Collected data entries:
— START —
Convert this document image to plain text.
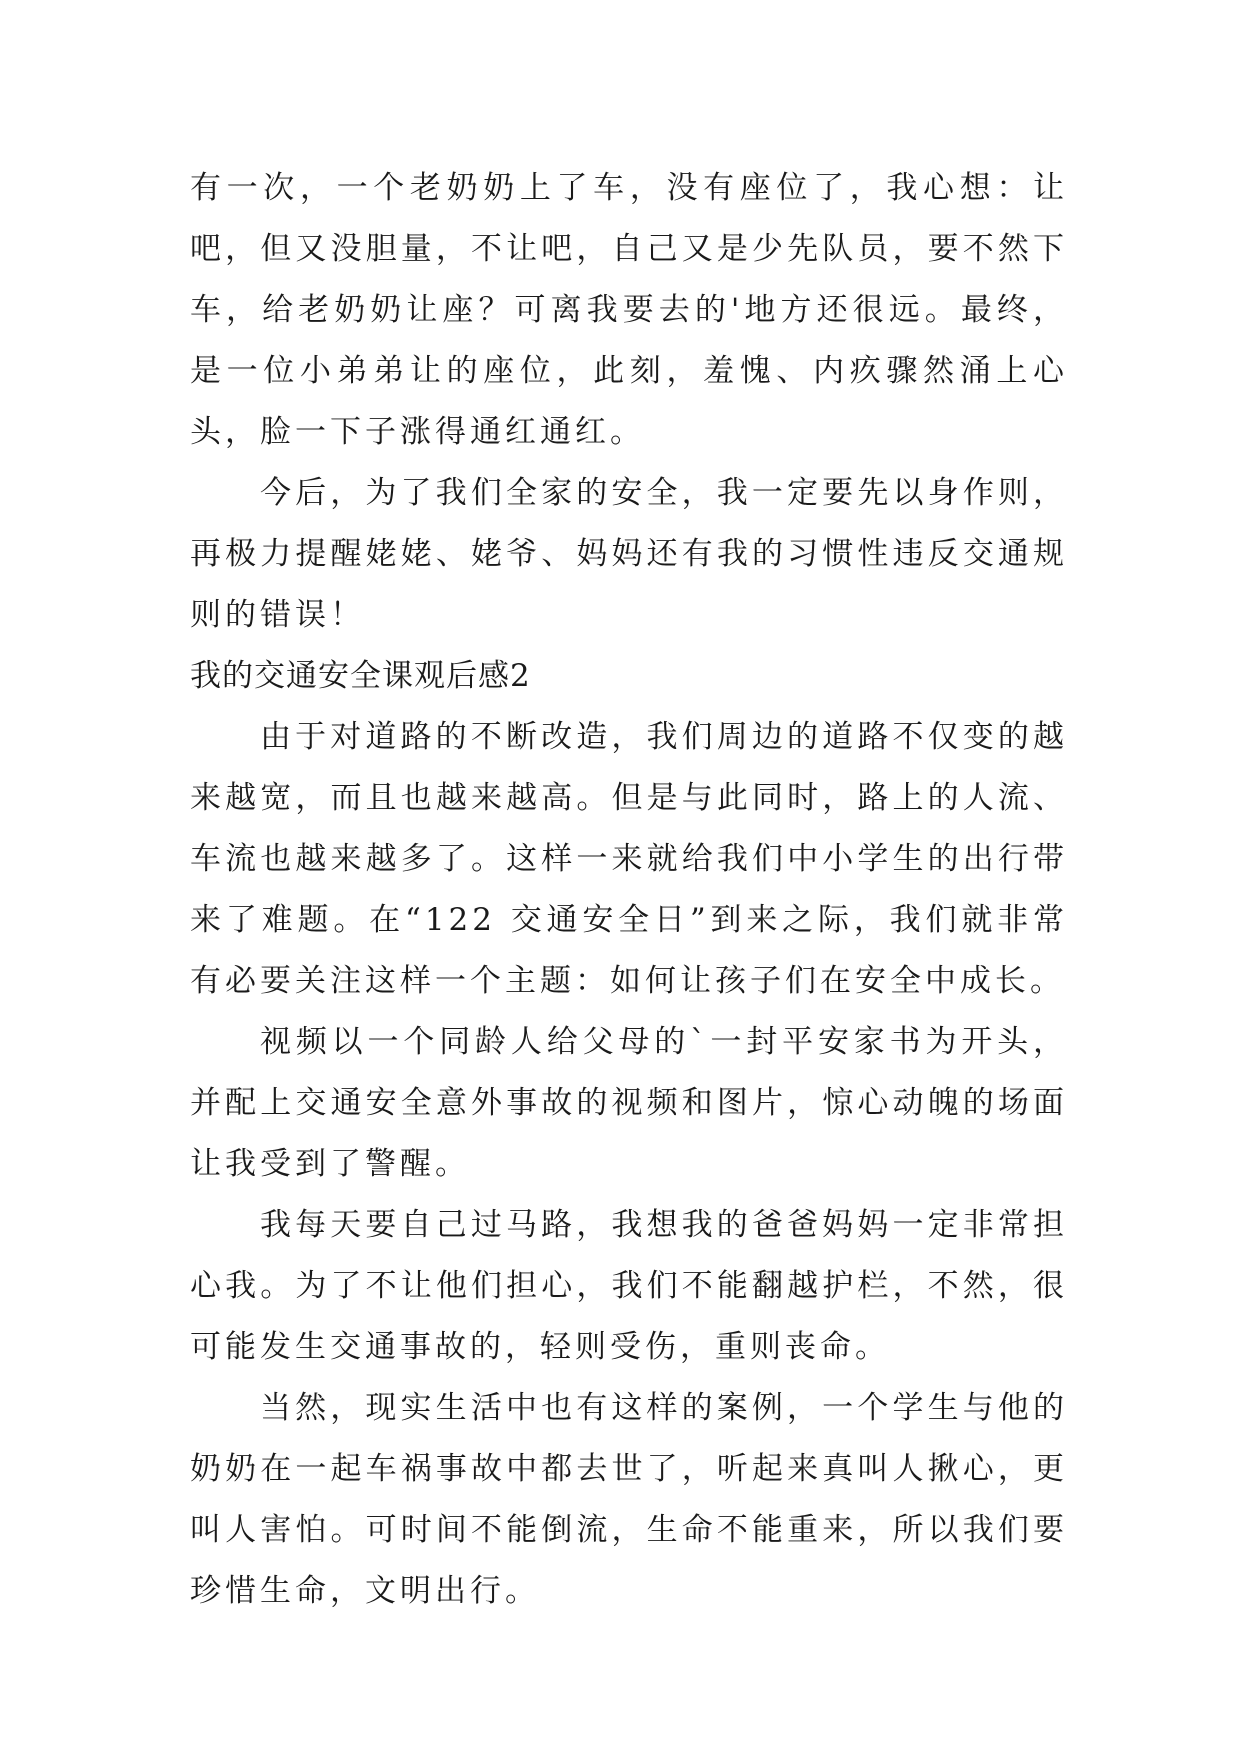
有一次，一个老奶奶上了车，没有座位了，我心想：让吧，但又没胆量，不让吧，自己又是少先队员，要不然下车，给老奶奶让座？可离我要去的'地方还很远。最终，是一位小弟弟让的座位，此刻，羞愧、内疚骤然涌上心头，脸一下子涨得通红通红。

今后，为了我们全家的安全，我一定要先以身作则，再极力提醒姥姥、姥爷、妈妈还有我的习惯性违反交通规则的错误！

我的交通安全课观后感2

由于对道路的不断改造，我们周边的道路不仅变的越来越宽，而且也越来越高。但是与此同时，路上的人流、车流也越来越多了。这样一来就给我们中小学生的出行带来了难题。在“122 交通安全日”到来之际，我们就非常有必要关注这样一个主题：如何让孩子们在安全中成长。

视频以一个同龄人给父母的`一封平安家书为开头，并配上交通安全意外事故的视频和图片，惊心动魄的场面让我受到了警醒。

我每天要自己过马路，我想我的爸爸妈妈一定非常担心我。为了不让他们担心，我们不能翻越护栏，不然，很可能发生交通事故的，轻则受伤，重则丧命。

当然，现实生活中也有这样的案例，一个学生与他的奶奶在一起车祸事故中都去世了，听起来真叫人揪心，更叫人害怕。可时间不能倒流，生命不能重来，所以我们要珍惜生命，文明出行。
— END —
— START —
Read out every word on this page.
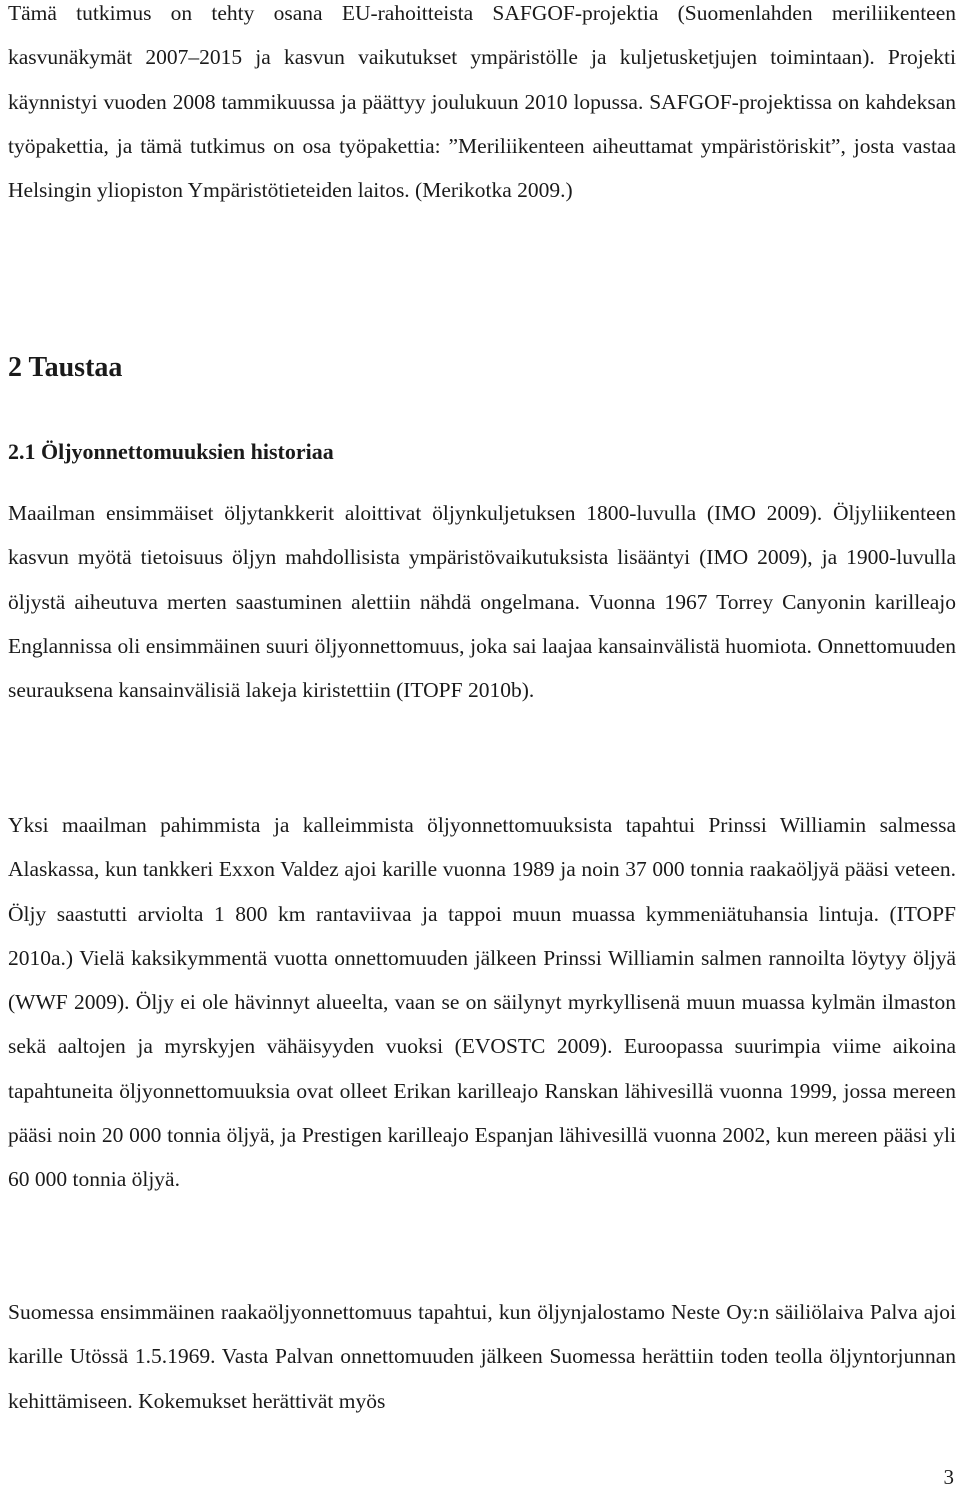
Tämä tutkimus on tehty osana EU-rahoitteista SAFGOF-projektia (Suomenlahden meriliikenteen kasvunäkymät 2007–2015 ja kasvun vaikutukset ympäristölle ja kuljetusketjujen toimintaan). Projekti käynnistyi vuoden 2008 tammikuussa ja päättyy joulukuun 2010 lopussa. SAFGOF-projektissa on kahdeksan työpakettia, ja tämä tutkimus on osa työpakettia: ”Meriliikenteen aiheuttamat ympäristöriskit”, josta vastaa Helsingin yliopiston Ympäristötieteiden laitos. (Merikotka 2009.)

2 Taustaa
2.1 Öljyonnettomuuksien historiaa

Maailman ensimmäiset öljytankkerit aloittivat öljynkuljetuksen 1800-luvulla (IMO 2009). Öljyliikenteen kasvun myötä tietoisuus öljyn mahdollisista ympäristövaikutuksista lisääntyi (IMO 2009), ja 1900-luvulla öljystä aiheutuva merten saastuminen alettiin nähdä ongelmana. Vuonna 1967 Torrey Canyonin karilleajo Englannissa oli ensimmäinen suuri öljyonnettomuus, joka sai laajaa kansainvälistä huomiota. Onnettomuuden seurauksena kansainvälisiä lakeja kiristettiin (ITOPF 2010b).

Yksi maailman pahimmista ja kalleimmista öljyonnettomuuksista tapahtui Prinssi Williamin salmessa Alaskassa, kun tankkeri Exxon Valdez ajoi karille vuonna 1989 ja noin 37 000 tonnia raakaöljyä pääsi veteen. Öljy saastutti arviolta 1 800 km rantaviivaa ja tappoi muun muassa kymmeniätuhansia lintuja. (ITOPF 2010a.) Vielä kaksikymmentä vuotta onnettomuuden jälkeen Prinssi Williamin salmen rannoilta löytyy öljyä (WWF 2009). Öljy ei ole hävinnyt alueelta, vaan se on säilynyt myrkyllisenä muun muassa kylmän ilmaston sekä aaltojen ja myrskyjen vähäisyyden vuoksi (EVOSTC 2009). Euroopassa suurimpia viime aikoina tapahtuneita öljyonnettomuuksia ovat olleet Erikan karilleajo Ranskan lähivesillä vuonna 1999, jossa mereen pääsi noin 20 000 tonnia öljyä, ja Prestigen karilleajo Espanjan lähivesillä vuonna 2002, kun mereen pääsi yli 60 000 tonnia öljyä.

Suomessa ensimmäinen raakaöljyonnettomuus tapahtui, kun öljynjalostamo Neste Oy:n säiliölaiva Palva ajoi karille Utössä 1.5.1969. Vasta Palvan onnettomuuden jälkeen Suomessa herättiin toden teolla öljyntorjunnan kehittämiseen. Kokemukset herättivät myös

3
— END —
Read through the entries and copy every line that includes "this".

Convert this document image to plain text.
Read out every word on this page.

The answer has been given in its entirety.